┌──

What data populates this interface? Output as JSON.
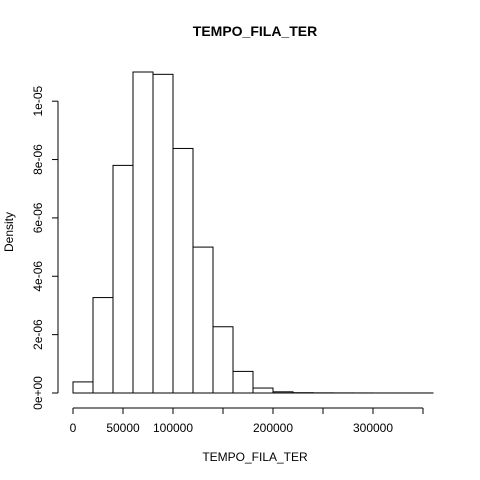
{
  "chart_data": {
    "type": "bar",
    "title": "TEMPO_FILA_TER",
    "xlabel": "TEMPO_FILA_TER",
    "ylabel": "Density",
    "bin_edges": [
      0,
      20000,
      40000,
      60000,
      80000,
      100000,
      120000,
      140000,
      160000,
      180000,
      200000,
      220000,
      240000,
      260000,
      280000,
      300000,
      320000,
      340000,
      360000
    ],
    "values": [
      3.8e-07,
      3.27e-06,
      7.8e-06,
      1.1e-05,
      1.092e-05,
      8.38e-06,
      5e-06,
      2.27e-06,
      7.4e-07,
      1.7e-07,
      4e-08,
      1e-08,
      5e-09,
      3e-09,
      2e-09,
      1e-09,
      1e-09,
      1e-09
    ],
    "xlim": [
      0,
      360000
    ],
    "ylim": [
      0,
      1.1e-05
    ],
    "x_ticks": [
      0,
      50000,
      100000,
      150000,
      200000,
      250000,
      300000,
      350000
    ],
    "x_tick_labels": [
      "0",
      "50000",
      "100000",
      "",
      "200000",
      "",
      "300000",
      ""
    ],
    "y_ticks": [
      0,
      2e-06,
      4e-06,
      6e-06,
      8e-06,
      1e-05
    ],
    "y_tick_labels": [
      "0e+00",
      "2e-06",
      "4e-06",
      "6e-06",
      "8e-06",
      "1e-05"
    ],
    "grid": false,
    "legend": "none"
  }
}
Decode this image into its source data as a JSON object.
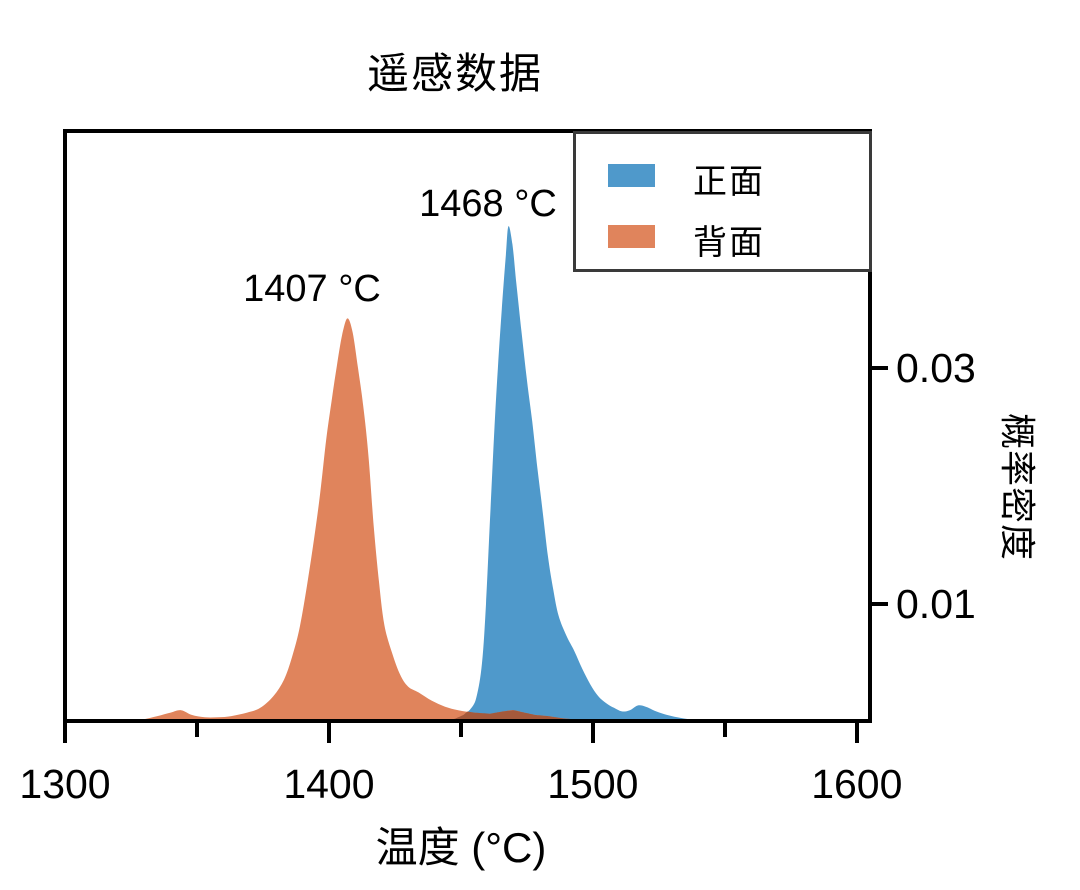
{
  "title": "遥感数据",
  "chart_data": {
    "type": "area",
    "title": "遥感数据",
    "xlabel": "温度 (°C)",
    "ylabel": "概率密度",
    "xlim": [
      1300,
      1605
    ],
    "ylim": [
      0,
      0.05
    ],
    "x_ticks": [
      1300,
      1400,
      1500,
      1600
    ],
    "x_minor_ticks": [
      1350,
      1450,
      1550
    ],
    "y_ticks": [
      0.01,
      0.03
    ],
    "y_tick_labels": [
      "0.01",
      "0.03"
    ],
    "grid": false,
    "legend_position": "upper right",
    "overlap_color": "#a5593b",
    "series": [
      {
        "name": "正面",
        "color": "#4f99cb",
        "peak_label": "1468 °C",
        "peak_x": 1468,
        "peak_y": 0.042,
        "x": [
          1444,
          1448,
          1451,
          1454,
          1456,
          1458,
          1459.5,
          1461,
          1462.5,
          1464,
          1465.5,
          1467,
          1468,
          1469.5,
          1471,
          1473,
          1475,
          1477,
          1479,
          1481,
          1483,
          1485,
          1487,
          1490,
          1493,
          1496,
          1499,
          1502,
          1505,
          1508,
          1511,
          1514,
          1517,
          1520,
          1524,
          1528,
          1532,
          1537,
          1541
        ],
        "y": [
          0,
          0.0003,
          0.0006,
          0.0012,
          0.0022,
          0.005,
          0.01,
          0.017,
          0.024,
          0.03,
          0.035,
          0.0395,
          0.042,
          0.0405,
          0.0372,
          0.033,
          0.029,
          0.0255,
          0.0215,
          0.0178,
          0.014,
          0.0112,
          0.009,
          0.0073,
          0.006,
          0.0045,
          0.0032,
          0.0022,
          0.0016,
          0.0012,
          0.0009,
          0.001,
          0.0014,
          0.0013,
          0.0009,
          0.0006,
          0.0004,
          0.0002,
          0
        ]
      },
      {
        "name": "背面",
        "color": "#e0845c",
        "peak_label": "1407 °C",
        "peak_x": 1407,
        "peak_y": 0.0342,
        "x": [
          1322,
          1329,
          1335,
          1340,
          1344,
          1348,
          1353,
          1358,
          1363,
          1369,
          1374,
          1379,
          1383,
          1386,
          1389,
          1392,
          1395,
          1397,
          1399,
          1401,
          1403,
          1405,
          1407,
          1409,
          1411,
          1413,
          1415,
          1417,
          1419,
          1421,
          1424,
          1427,
          1430,
          1434,
          1439,
          1444,
          1449,
          1455,
          1461,
          1466,
          1470,
          1474,
          1478,
          1483,
          1489,
          1495,
          1501,
          1505,
          1508
        ],
        "y": [
          0,
          0.0002,
          0.0005,
          0.0008,
          0.001,
          0.0006,
          0.0004,
          0.0004,
          0.0005,
          0.0008,
          0.0012,
          0.0022,
          0.0036,
          0.0055,
          0.0081,
          0.012,
          0.0165,
          0.02,
          0.024,
          0.0272,
          0.0302,
          0.0328,
          0.0342,
          0.033,
          0.03,
          0.0268,
          0.0225,
          0.0165,
          0.0118,
          0.0082,
          0.0058,
          0.004,
          0.003,
          0.0025,
          0.0018,
          0.0013,
          0.001,
          0.0008,
          0.0007,
          0.0009,
          0.001,
          0.0008,
          0.0006,
          0.0005,
          0.0003,
          0.0002,
          0.0002,
          0.0001,
          0
        ]
      }
    ]
  }
}
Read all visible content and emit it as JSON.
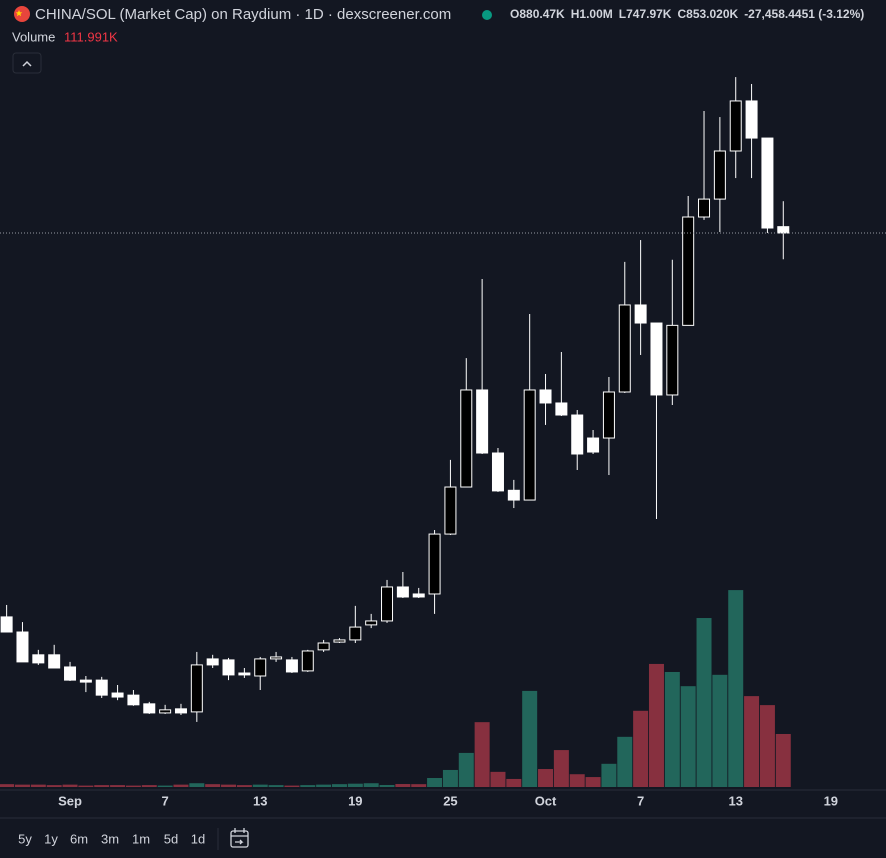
{
  "header": {
    "title": "CHINA/SOL (Market Cap) on Raydium · 1D · dexscreener.com",
    "ohlc": [
      {
        "key": "O",
        "value": "880.47K"
      },
      {
        "key": "H",
        "value": "1.00M"
      },
      {
        "key": "L",
        "value": "747.97K"
      },
      {
        "key": "C",
        "value": "853.020K"
      }
    ],
    "change": "-27,458.4451 (-3.12%)",
    "volume_label": "Volume",
    "volume_value": "111.991K"
  },
  "chart_data": {
    "type": "candlestick",
    "log_scale": true,
    "ylim": [
      67.6,
      2239
    ],
    "volume_ylim": [
      0,
      450
    ],
    "up_color": "#000000",
    "down_color": "#ffffff",
    "volume_up_color": "#22665b",
    "volume_down_color": "#87303f",
    "categories": [
      null,
      null,
      null,
      null,
      "Sep",
      null,
      null,
      null,
      null,
      null,
      "7",
      null,
      null,
      null,
      null,
      null,
      "13",
      null,
      null,
      null,
      null,
      null,
      "19",
      null,
      null,
      null,
      null,
      null,
      "25",
      null,
      null,
      null,
      null,
      null,
      "Oct",
      null,
      null,
      null,
      null,
      null,
      "7",
      null,
      null,
      null,
      null,
      null,
      "13",
      null,
      null,
      null,
      null,
      null,
      "19"
    ],
    "open": [
      125.1,
      116.0,
      103.5,
      103.5,
      97.4,
      91.2,
      91.2,
      85.5,
      84.6,
      81.0,
      77.4,
      79.0,
      77.8,
      101.4,
      100.9,
      94.5,
      93.1,
      101.4,
      100.9,
      95.5,
      106.1,
      110.3,
      111.5,
      120.2,
      122.6,
      145.3,
      140.3,
      140.3,
      189.3,
      239.5,
      389.1,
      283.9,
      235.6,
      224.4,
      389.1,
      364.6,
      343.3,
      306.0,
      306.0,
      385.2,
      595.2,
      543.8,
      379.5,
      537.5,
      924.0,
      1010.6,
      1285.3,
      1650.8,
      1371.2,
      880.47,
      null,
      null,
      null
    ],
    "high": [
      132.8,
      121.9,
      106.1,
      108.8,
      99.9,
      93.1,
      92.7,
      89.0,
      86.8,
      81.8,
      80.6,
      81.0,
      105.0,
      103.5,
      101.9,
      96.9,
      102.4,
      105.0,
      102.4,
      106.1,
      111.5,
      112.5,
      132.2,
      127.0,
      150.5,
      156.6,
      144.6,
      193.2,
      274.3,
      456.4,
      677.8,
      291.1,
      248.2,
      569.0,
      421.5,
      470.5,
      352.0,
      318.5,
      415.2,
      738.2,
      823.5,
      543.8,
      746.0,
      1026.4,
      1570,
      1523,
      1860,
      1797,
      1371.2,
      1000,
      null,
      null,
      null
    ],
    "low": [
      116.0,
      99.9,
      98.4,
      96.9,
      90.8,
      85.9,
      83.4,
      82.5,
      80.2,
      77.0,
      77.0,
      76.6,
      74.0,
      96.9,
      91.2,
      92.2,
      86.8,
      99.9,
      94.5,
      95.0,
      105.0,
      109.8,
      109.8,
      118.3,
      121.4,
      137.5,
      137.5,
      127.0,
      188.4,
      239.5,
      282.5,
      233.7,
      215.6,
      224.4,
      326.7,
      341.6,
      260.8,
      282.5,
      254.3,
      383.3,
      463.5,
      204.1,
      360.9,
      537.5,
      910.8,
      857.3,
      1122.6,
      1122.6,
      853.0,
      747.97,
      null,
      null,
      null
    ],
    "close": [
      116.0,
      99.9,
      99.4,
      96.9,
      91.2,
      90.3,
      84.6,
      83.8,
      80.6,
      77.4,
      78.6,
      77.4,
      98.4,
      98.4,
      93.6,
      93.6,
      101.4,
      102.4,
      95.0,
      105.5,
      109.8,
      111.5,
      118.9,
      122.6,
      145.3,
      138.2,
      138.2,
      189.3,
      239.5,
      389.1,
      283.9,
      234.9,
      224.4,
      389.1,
      364.6,
      343.3,
      282.5,
      285.3,
      385.2,
      595.2,
      543.8,
      379.5,
      537.5,
      924.0,
      1010.6,
      1285.3,
      1650.8,
      1371.2,
      874.5,
      853.02,
      null,
      null,
      null
    ],
    "volume": [
      6,
      5,
      5,
      4,
      5,
      3,
      4,
      4,
      3,
      4,
      3,
      5,
      8,
      6,
      5,
      4,
      5,
      4,
      3,
      4,
      5,
      6,
      7,
      8,
      4.2,
      6.3,
      6,
      19,
      36,
      72,
      137,
      32,
      17,
      203,
      38,
      78,
      27,
      21,
      49,
      106,
      161,
      260,
      243,
      213,
      357,
      237,
      416,
      192,
      173,
      111.991,
      null,
      null,
      null
    ]
  },
  "toolbar": {
    "ranges": [
      "5y",
      "1y",
      "6m",
      "3m",
      "1m",
      "5d",
      "1d"
    ]
  }
}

└──

WHAT IS EXPECTED >> Give the number of lines above that hold the word "this", and nothing more.

SOLUTION >> 2